DO THIS.
Could you copy every line from the material below in which "LIMITED" appears?

##### INPUT DATA

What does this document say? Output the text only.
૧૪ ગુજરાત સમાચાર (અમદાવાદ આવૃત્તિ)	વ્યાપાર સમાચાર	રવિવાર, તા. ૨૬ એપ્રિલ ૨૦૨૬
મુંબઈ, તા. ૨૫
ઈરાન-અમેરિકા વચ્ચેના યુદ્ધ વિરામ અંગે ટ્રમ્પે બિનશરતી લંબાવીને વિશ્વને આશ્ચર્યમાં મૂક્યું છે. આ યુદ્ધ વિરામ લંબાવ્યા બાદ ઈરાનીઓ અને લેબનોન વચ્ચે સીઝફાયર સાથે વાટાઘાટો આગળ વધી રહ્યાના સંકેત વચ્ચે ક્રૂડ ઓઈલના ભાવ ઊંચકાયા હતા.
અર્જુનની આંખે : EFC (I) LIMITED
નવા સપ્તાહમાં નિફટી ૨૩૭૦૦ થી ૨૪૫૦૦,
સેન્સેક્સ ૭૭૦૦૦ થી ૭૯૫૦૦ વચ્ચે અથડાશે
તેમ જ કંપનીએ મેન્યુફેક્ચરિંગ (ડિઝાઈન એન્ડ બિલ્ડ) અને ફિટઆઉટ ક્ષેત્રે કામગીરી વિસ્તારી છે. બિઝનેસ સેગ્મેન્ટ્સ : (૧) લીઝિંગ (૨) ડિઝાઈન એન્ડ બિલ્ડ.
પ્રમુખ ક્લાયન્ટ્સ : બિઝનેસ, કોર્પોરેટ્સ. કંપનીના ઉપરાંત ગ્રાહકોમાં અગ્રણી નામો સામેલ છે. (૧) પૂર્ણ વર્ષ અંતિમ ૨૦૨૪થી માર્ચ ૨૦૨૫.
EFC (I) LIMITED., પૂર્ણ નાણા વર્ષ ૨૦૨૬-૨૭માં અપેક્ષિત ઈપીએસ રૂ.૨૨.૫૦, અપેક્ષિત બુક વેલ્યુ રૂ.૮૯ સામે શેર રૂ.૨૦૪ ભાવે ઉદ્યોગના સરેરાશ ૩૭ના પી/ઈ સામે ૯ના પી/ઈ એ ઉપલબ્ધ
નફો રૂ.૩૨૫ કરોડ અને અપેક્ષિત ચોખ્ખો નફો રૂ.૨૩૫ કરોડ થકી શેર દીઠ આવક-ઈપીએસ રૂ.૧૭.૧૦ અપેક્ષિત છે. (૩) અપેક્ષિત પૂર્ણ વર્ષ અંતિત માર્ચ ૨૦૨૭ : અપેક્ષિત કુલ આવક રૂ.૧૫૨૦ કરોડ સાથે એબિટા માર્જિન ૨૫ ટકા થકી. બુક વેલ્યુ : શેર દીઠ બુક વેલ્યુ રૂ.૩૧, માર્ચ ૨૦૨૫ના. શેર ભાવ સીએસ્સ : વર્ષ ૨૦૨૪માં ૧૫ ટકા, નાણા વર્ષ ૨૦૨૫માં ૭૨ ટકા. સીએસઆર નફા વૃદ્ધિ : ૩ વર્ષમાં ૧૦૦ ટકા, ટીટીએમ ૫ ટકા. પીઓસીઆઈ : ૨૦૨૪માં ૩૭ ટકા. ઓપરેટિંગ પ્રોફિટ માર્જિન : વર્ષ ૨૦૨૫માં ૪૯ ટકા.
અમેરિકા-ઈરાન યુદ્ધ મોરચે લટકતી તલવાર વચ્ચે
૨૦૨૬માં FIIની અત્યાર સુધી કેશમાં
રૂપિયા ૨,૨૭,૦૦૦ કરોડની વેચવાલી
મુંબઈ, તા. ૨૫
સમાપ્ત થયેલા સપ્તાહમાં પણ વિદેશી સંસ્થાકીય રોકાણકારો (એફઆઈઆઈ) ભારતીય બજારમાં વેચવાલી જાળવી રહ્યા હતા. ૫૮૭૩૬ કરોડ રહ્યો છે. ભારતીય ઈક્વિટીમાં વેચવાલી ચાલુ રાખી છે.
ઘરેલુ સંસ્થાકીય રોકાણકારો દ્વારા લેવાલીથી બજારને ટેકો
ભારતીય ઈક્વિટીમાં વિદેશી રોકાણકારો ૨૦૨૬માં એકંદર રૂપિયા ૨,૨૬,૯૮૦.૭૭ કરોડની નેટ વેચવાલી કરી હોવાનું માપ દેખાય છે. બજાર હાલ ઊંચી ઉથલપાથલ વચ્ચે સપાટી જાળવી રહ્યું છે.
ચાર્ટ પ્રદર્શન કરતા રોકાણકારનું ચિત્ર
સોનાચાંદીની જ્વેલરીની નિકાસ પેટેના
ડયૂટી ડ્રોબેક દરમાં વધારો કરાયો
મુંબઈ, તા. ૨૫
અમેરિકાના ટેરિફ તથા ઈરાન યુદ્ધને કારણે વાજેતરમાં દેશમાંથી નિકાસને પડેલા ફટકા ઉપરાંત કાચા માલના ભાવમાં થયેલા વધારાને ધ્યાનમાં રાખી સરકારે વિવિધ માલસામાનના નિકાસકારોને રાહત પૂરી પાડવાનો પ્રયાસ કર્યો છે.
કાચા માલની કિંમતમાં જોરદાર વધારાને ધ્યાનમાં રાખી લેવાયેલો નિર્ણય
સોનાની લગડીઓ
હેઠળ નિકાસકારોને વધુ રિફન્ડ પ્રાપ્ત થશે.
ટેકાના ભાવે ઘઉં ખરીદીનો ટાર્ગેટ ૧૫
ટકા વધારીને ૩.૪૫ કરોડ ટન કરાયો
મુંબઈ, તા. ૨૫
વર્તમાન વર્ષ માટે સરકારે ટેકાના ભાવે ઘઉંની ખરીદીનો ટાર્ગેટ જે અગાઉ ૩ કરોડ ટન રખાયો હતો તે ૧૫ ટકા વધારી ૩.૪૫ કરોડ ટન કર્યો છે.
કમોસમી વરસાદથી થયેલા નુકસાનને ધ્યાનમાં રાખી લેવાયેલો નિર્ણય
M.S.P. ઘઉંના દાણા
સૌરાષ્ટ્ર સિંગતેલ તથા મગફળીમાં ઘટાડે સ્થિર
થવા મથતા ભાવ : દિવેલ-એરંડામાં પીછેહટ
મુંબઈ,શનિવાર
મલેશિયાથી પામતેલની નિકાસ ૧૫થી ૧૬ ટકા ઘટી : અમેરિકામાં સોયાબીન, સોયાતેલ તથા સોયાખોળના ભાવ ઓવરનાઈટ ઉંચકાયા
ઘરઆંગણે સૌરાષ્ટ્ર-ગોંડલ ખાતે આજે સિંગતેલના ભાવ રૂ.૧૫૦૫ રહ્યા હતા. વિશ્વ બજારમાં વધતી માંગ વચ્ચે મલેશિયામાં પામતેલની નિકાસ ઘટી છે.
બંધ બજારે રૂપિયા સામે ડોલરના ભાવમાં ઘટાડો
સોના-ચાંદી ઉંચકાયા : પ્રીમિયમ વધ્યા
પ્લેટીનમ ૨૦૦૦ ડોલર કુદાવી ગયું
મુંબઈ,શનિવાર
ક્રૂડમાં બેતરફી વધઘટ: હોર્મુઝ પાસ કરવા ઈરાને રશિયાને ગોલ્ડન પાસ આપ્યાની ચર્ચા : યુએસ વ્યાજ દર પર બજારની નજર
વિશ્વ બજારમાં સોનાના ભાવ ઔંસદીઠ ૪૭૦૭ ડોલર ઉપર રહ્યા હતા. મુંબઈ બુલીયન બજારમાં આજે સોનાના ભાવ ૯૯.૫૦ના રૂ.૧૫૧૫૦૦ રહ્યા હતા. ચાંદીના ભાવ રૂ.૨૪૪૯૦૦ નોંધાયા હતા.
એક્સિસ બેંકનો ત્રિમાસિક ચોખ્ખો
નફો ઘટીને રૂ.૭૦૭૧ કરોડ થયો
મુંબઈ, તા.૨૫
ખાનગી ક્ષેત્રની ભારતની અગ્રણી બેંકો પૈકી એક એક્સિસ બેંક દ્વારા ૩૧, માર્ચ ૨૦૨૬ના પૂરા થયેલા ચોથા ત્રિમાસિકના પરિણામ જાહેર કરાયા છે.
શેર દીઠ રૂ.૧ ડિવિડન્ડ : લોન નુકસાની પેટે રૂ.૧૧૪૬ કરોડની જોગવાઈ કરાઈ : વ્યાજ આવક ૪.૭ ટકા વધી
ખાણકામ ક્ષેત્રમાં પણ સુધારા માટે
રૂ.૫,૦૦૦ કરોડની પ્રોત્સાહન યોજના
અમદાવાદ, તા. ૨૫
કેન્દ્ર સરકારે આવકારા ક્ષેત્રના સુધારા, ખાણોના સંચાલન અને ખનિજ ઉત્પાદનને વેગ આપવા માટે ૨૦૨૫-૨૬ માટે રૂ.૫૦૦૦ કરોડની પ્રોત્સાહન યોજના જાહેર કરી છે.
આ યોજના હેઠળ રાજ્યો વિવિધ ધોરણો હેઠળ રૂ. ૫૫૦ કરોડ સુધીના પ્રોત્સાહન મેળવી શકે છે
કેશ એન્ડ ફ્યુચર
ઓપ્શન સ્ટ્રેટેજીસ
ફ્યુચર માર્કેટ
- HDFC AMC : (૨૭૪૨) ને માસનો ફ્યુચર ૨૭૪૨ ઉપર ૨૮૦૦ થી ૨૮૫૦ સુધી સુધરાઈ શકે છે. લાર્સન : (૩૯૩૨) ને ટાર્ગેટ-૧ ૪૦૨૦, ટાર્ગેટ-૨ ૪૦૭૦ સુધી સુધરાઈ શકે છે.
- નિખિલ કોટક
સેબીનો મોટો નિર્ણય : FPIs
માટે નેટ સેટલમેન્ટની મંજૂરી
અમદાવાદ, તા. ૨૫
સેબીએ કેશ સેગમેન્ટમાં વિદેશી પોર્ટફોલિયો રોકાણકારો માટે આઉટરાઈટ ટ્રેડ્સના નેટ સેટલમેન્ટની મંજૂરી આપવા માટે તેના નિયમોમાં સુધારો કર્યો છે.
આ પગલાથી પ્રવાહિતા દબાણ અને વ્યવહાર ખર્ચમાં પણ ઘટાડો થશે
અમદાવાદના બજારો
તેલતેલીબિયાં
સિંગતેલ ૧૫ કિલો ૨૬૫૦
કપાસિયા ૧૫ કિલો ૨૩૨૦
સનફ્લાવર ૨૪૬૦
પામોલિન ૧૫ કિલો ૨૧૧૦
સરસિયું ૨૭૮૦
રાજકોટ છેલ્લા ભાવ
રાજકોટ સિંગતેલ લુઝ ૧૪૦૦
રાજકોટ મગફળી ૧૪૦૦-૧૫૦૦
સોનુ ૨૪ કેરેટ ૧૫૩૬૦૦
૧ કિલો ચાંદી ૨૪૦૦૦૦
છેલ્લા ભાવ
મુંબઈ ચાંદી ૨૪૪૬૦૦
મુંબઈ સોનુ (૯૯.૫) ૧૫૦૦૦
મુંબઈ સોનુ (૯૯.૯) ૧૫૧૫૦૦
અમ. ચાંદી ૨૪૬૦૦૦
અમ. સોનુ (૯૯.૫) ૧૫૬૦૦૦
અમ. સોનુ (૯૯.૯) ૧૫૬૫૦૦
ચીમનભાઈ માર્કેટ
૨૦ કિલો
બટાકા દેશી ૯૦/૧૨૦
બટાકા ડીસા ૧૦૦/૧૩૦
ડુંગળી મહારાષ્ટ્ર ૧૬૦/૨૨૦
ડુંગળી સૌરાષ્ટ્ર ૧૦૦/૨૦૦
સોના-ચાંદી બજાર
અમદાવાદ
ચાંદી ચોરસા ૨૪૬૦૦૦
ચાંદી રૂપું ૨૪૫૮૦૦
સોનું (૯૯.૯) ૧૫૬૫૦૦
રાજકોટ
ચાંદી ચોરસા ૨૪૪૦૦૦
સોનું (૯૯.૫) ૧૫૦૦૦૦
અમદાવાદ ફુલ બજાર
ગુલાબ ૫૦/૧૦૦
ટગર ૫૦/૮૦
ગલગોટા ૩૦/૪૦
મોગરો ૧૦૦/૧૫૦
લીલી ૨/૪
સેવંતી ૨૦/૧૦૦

##########

SOLUTION FOR THIS TASK.
અર્જુનની આંખે : EFC (I) LIMITED
EFC (I) LIMITED., પૂર્ણ નાણા વર્ષ ૨૦૨૬-૨૭માં અપેક્ષિત ઈપીએસ રૂ.૨૨.૫૦, અપેક્ષિત બુક વેલ્યુ રૂ.૮૯ સામે શેર રૂ.૨૦૪ ભાવે ઉદ્યોગના સરેરાશ ૩૭ના પી/ઈ સામે ૯ના પી/ઈ એ ઉપલબ્ધ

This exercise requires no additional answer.